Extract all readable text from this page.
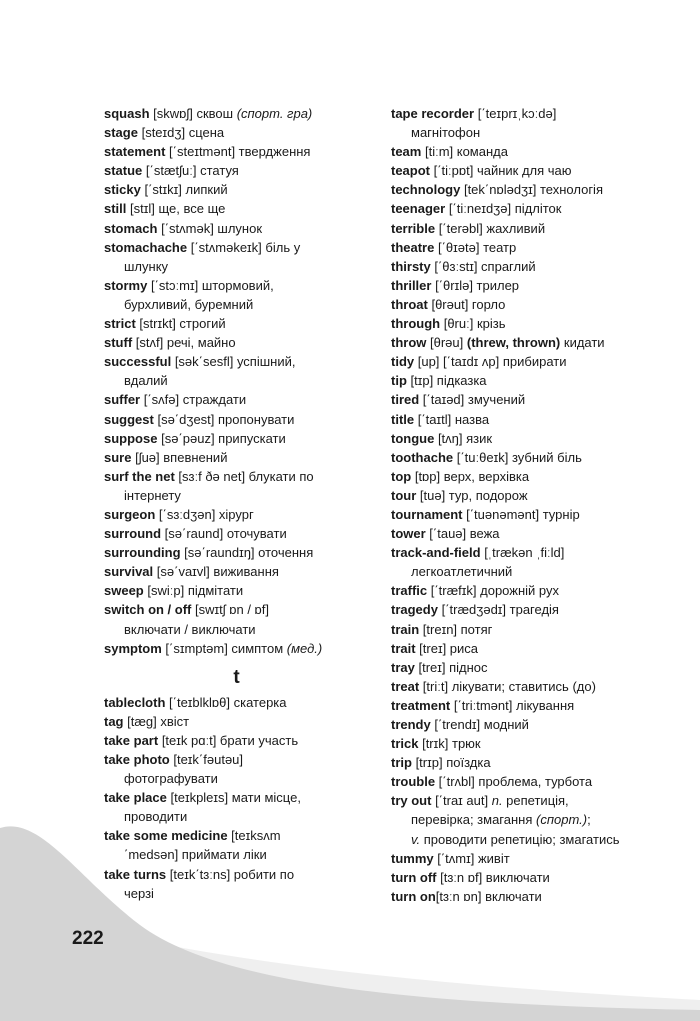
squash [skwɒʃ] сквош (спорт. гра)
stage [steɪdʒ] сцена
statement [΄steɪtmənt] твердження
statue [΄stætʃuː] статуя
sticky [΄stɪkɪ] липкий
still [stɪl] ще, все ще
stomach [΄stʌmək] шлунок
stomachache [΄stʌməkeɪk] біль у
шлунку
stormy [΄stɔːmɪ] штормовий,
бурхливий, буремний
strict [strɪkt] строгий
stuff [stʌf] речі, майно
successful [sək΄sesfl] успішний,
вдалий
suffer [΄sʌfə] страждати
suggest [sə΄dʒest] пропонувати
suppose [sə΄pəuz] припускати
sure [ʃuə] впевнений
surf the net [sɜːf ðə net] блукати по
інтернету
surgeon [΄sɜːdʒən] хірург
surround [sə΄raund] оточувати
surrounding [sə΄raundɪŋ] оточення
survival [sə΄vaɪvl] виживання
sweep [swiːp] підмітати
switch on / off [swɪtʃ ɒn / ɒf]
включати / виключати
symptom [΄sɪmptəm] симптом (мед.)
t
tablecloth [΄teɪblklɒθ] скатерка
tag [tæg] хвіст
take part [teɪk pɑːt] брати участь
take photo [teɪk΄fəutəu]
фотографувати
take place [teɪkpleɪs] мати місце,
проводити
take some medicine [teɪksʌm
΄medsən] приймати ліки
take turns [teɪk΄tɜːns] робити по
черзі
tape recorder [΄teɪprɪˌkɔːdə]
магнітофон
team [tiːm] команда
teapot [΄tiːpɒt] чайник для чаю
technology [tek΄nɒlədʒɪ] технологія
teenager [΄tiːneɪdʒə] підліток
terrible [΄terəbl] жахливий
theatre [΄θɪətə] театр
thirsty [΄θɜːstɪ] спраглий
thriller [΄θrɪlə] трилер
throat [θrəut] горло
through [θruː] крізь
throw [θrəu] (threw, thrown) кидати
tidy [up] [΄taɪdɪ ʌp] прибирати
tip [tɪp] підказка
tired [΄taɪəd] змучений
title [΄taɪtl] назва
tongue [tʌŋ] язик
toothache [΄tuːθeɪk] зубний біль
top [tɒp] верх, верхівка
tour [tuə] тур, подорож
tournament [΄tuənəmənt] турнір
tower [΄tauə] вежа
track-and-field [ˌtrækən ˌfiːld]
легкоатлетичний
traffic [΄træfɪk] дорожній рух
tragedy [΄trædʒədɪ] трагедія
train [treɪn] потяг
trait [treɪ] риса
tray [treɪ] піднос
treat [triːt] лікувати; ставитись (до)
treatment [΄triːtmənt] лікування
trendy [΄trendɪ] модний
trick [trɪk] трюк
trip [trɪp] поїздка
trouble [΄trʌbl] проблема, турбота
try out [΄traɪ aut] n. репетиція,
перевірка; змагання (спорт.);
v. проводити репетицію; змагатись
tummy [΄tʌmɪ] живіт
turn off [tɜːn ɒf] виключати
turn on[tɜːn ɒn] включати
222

* * *

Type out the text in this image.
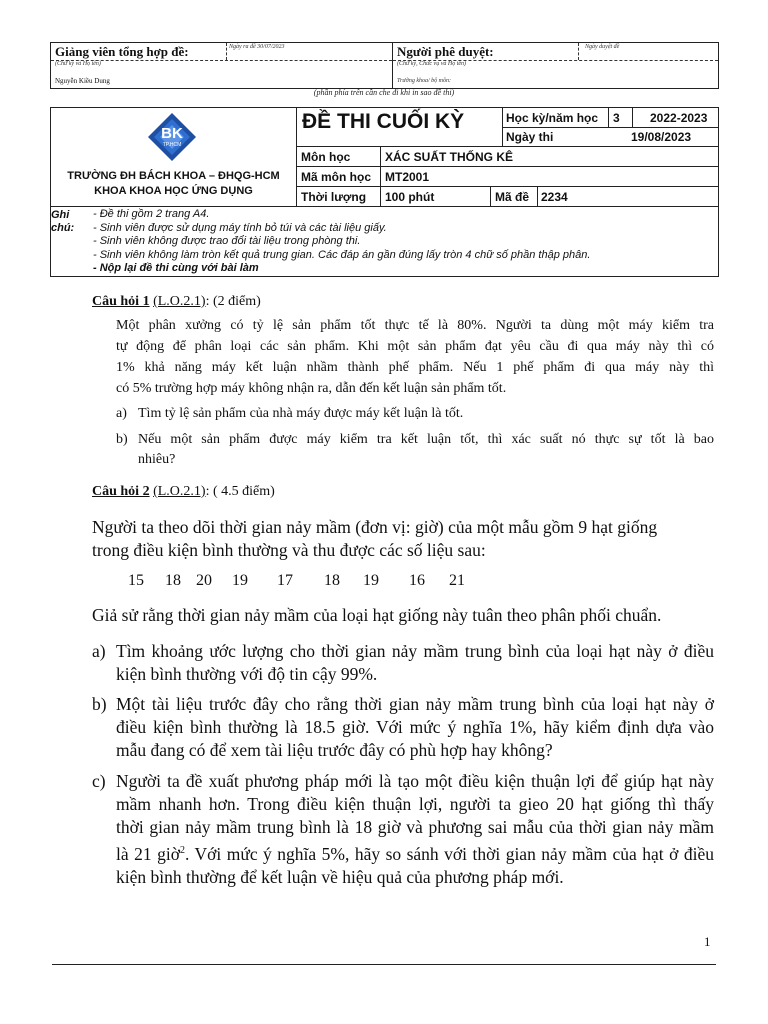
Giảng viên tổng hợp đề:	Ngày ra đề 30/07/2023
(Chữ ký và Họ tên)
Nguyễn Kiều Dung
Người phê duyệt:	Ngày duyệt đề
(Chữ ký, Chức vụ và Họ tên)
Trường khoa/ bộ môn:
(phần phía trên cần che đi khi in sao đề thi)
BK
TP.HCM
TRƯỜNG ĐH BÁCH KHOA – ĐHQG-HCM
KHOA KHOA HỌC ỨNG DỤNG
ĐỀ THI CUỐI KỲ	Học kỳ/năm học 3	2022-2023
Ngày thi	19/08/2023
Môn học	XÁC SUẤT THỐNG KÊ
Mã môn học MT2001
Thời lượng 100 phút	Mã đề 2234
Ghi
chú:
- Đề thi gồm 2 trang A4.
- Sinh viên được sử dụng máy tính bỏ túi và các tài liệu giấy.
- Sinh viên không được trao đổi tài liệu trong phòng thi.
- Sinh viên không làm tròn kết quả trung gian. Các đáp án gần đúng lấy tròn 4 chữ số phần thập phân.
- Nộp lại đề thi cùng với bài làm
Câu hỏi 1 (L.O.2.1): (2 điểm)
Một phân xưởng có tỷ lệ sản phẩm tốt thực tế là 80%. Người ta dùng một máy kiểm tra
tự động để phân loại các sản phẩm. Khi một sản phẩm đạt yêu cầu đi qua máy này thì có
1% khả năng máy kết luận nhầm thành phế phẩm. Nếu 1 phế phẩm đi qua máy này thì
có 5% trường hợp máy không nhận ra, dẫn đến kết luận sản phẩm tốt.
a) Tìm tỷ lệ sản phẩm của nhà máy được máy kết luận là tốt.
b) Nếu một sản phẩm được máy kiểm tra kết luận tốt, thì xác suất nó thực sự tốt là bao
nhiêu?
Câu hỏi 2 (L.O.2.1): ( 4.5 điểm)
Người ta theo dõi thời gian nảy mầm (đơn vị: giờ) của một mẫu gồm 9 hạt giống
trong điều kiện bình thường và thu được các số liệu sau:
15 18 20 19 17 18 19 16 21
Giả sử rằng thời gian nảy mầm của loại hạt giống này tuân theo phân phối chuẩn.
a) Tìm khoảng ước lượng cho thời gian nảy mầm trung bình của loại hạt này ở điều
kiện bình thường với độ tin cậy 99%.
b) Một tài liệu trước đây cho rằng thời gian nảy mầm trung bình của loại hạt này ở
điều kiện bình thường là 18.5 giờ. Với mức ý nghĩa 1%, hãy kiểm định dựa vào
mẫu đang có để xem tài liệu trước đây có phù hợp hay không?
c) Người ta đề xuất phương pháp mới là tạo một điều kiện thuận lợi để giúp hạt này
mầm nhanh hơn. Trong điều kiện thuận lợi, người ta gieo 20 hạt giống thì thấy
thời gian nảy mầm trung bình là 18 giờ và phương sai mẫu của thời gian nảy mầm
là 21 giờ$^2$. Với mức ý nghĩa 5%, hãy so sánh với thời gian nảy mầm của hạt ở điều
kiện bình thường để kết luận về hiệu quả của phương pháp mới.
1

- Directive:
Find how many lines of the listing include the string "viên" and give that number, nothing else.

- Complete output:
4